**SHORT EXERCISE**
Transcribe the entries below exactly.

**MATERIAL SUPPLIED**
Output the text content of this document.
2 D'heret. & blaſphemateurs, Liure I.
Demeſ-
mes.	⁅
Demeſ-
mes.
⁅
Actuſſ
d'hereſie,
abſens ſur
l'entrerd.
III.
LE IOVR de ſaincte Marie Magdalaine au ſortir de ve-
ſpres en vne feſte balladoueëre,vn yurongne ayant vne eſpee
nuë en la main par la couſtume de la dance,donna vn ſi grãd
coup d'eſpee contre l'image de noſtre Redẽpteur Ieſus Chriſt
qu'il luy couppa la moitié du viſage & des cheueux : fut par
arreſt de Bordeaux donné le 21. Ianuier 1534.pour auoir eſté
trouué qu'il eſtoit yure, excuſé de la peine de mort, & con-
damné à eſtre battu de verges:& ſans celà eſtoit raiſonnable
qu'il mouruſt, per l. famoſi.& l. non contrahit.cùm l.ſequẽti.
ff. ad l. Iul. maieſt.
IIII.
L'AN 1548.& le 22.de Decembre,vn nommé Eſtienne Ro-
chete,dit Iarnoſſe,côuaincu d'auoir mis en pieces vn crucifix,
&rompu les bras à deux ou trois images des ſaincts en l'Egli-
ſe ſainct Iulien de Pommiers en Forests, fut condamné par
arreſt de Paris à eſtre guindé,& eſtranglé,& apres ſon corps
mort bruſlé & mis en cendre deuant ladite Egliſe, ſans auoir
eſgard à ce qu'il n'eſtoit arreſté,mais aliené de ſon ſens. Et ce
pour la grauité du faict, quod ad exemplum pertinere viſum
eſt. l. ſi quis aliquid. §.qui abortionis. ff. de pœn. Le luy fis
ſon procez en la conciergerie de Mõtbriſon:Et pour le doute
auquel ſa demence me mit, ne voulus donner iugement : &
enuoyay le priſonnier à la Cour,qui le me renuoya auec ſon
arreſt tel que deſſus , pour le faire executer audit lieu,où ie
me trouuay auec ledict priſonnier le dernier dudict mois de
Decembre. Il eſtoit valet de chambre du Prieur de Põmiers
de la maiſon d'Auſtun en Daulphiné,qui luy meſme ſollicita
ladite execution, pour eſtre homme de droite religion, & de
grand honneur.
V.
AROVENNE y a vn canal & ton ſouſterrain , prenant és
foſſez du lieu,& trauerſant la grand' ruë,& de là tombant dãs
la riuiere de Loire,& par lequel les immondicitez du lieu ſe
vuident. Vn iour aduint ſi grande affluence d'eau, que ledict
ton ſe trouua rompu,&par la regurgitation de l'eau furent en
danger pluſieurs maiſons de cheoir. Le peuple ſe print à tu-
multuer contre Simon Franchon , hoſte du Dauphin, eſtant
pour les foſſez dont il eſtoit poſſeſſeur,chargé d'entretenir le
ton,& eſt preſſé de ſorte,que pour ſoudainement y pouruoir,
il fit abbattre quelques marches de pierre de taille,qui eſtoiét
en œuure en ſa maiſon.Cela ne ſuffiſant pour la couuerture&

**RESULT OF THIS TASK**
Output the text content of this document.
2 D'heret. & blaſphemateurs, Liure I.
Demeſ-
mes.	⁅
Demeſ-
mes.
⁅
Actuſſ
d'hereſie,
abſens ſur
l'entrerd.
III.
LE IOVR de ſaincte Marie Magdalaine au ſortir de ve-
ſpres en vne feſte balladoueëre,vn yurongne ayant vne eſpee
nuë en la main par la couſtume de la dance,donna vn ſi grãd
coup d'eſpee contre l'image de noſtre Redẽpteur Ieſus Chriſt
qu'il luy couppa la moitié du viſage & des cheueux : fut par
arreſt de Bordeaux donné le 21. Ianuier 1534.pour auoir eſté
trouué qu'il eſtoit yure, excuſé de la peine de mort, & con-
damné à eſtre battu de verges:& ſans celà eſtoit raiſonnable
qu'il mouruſt, per l. famoſi.& l. non contrahit.cùm l.ſequẽti.
ff. ad l. Iul. maieſt.
IIII.
L'AN 1548.& le 22.de Decembre,vn nommé Eſtienne Ro-
chete,dit Iarnoſſe,côuaincu d'auoir mis en pieces vn crucifix,
&rompu les bras à deux ou trois images des ſaincts en l'Egli-
ſe ſainct Iulien de Pommiers en Forests, fut condamné par
arreſt de Paris à eſtre guindé,& eſtranglé,& apres ſon corps
mort bruſlé & mis en cendre deuant ladite Egliſe, ſans auoir
eſgard à ce qu'il n'eſtoit arreſté,mais aliené de ſon ſens. Et ce
pour la grauité du faict, quod ad exemplum pertinere viſum
eſt. l. ſi quis aliquid. §.qui abortionis. ff. de pœn. Le luy fis
ſon procez en la conciergerie de Mõtbriſon:Et pour le doute
auquel ſa demence me mit, ne voulus donner iugement : &
enuoyay le priſonnier à la Cour,qui le me renuoya auec ſon
arreſt tel que deſſus , pour le faire executer audit lieu,où ie
me trouuay auec ledict priſonnier le dernier dudict mois de
Decembre. Il eſtoit valet de chambre du Prieur de Põmiers
de la maiſon d'Auſtun en Daulphiné,qui luy meſme ſollicita
ladite execution, pour eſtre homme de droite religion, & de
grand honneur.
V.
AROVENNE y a vn canal & ton ſouſterrain , prenant és
foſſez du lieu,& trauerſant la grand' ruë,& de là tombant dãs
la riuiere de Loire,& par lequel les immondicitez du lieu ſe
vuident. Vn iour aduint ſi grande affluence d'eau, que ledict
ton ſe trouua rompu,&par la regurgitation de l'eau furent en
danger pluſieurs maiſons de cheoir. Le peuple ſe print à tu-
multuer contre Simon Franchon , hoſte du Dauphin, eſtant
pour les foſſez dont il eſtoit poſſeſſeur,chargé d'entretenir le
ton,& eſt preſſé de ſorte,que pour ſoudainement y pouruoir,
il fit abbattre quelques marches de pierre de taille,qui eſtoiét
en œuure en ſa maiſon.Cela ne ſuffiſant pour la couuerture&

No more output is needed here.